> [Exercise objective]: Transcribe the lines below verbatim, skipping the images.

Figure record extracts
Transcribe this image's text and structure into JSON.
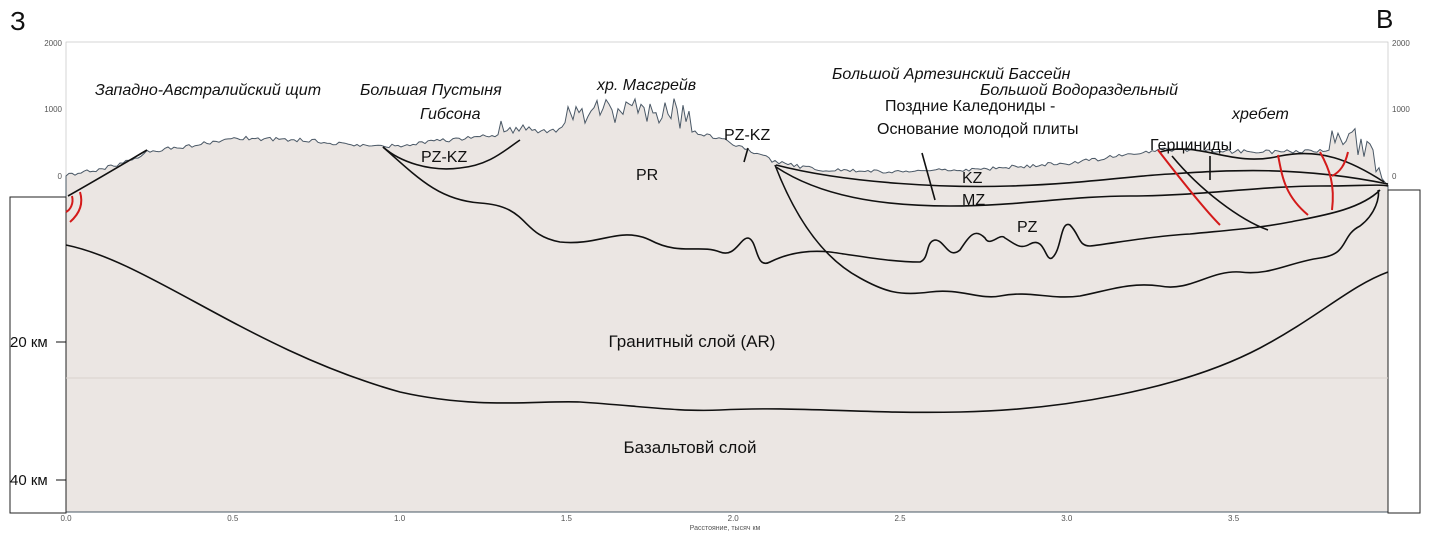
{
  "corners": {
    "west": "З",
    "east": "В"
  },
  "elevation_ticks_left": [
    "2000",
    "1000",
    "0"
  ],
  "elevation_ticks_right": [
    "2000",
    "1000",
    "0"
  ],
  "depth_ticks": [
    "20 км",
    "40 км"
  ],
  "distance_ticks": [
    "0.0",
    "0.5",
    "1.0",
    "1.5",
    "2.0",
    "2.5",
    "3.0",
    "3.5"
  ],
  "distance_axis_label": "Расстояние, тысяч км",
  "regions": [
    [
      "Западно-Австралийский щит"
    ],
    [
      "Большая Пустыня",
      "Гибсона"
    ],
    [
      "хр. Масгрейв"
    ],
    [
      "Большой Артезинский Бассейн"
    ],
    [
      "Большой Водораздельный",
      "хребет"
    ]
  ],
  "structures": [
    [
      "Поздние Каледониды -",
      "Основание молодой плиты"
    ],
    [
      "Герциниды"
    ]
  ],
  "units": [
    "PZ-KZ",
    "PR",
    "PZ-KZ",
    "KZ",
    "MZ",
    "PZ"
  ],
  "layers": [
    "Гранитный слой (AR)",
    "Базальтовй слой"
  ]
}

> [Answer to the problem]:
Transcribe this image's text and structure into JSON.
{
  "corners": {
    "west": "З",
    "east": "В"
  },
  "elevation_ticks_left": [
    "2000",
    "1000",
    "0"
  ],
  "elevation_ticks_right": [
    "2000",
    "1000",
    "0"
  ],
  "depth_ticks": [
    "20 км",
    "40 км"
  ],
  "distance_ticks": [
    "0.0",
    "0.5",
    "1.0",
    "1.5",
    "2.0",
    "2.5",
    "3.0",
    "3.5"
  ],
  "distance_axis_label": "Расстояние, тысяч км",
  "regions": [
    [
      "Западно-Австралийский щит"
    ],
    [
      "Большая Пустыня",
      "Гибсона"
    ],
    [
      "хр. Масгрейв"
    ],
    [
      "Большой Артезинский Бассейн"
    ],
    [
      "Большой Водораздельный",
      "хребет"
    ]
  ],
  "structures": [
    [
      "Поздние Каледониды -",
      "Основание молодой плиты"
    ],
    [
      "Герциниды"
    ]
  ],
  "units": [
    "PZ-KZ",
    "PR",
    "PZ-KZ",
    "KZ",
    "MZ",
    "PZ"
  ],
  "layers": [
    "Гранитный слой (AR)",
    "Базальтовй слой"
  ]
}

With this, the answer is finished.